▶ Given task
Copy each line containing the word "this" from the records that follow, please.

▶ Supplied entries
§
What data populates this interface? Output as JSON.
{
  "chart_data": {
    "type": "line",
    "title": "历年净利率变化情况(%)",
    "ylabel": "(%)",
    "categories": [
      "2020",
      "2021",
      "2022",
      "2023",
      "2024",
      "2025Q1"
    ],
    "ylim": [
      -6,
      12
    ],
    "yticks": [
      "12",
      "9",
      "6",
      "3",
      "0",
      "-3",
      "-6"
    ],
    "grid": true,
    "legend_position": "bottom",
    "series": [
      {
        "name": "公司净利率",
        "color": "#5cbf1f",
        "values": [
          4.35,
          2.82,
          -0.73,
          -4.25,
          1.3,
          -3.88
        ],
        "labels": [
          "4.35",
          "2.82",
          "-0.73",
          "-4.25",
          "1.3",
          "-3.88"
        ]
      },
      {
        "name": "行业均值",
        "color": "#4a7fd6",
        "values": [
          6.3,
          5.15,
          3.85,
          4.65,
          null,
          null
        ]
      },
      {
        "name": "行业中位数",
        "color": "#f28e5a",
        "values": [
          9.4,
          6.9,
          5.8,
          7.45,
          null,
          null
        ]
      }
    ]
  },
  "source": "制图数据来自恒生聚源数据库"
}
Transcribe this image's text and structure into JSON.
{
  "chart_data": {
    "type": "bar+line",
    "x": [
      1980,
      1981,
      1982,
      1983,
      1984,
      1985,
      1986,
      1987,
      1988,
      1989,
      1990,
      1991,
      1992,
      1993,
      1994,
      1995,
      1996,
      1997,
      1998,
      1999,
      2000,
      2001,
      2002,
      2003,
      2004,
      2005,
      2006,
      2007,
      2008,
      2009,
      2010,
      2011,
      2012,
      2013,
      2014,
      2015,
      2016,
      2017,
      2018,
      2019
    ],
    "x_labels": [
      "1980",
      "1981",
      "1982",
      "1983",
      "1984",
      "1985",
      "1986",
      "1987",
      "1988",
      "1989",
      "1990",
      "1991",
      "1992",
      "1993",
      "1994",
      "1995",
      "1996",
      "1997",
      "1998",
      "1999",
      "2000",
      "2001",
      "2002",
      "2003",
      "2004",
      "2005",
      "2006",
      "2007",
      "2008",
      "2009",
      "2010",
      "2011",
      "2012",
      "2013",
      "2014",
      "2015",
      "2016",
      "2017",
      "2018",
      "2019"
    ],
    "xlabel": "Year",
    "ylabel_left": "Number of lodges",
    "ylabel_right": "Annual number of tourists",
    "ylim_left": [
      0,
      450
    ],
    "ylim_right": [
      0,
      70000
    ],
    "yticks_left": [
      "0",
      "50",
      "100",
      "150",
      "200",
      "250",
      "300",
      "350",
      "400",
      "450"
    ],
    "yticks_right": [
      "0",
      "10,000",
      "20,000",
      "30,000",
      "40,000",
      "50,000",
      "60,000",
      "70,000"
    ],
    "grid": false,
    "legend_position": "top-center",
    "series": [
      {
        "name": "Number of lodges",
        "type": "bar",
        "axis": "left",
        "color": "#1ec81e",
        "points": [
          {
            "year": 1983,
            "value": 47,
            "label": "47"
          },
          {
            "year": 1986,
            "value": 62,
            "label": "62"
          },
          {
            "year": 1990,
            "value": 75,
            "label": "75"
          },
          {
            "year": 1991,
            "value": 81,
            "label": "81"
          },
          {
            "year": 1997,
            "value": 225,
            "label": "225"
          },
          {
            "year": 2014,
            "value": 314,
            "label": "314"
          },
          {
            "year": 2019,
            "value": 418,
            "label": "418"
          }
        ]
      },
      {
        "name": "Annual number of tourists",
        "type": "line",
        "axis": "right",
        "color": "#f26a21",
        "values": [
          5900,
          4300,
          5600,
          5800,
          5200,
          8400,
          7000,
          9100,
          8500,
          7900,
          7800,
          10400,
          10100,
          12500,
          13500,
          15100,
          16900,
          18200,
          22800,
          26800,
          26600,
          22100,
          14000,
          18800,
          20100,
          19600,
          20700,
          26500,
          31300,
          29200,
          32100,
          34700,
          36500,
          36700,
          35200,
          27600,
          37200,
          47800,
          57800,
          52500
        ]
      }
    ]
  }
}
§
▶ Reply
What data populates this interface? Output as JSON.
Transcribe this image's text and structure into JSON.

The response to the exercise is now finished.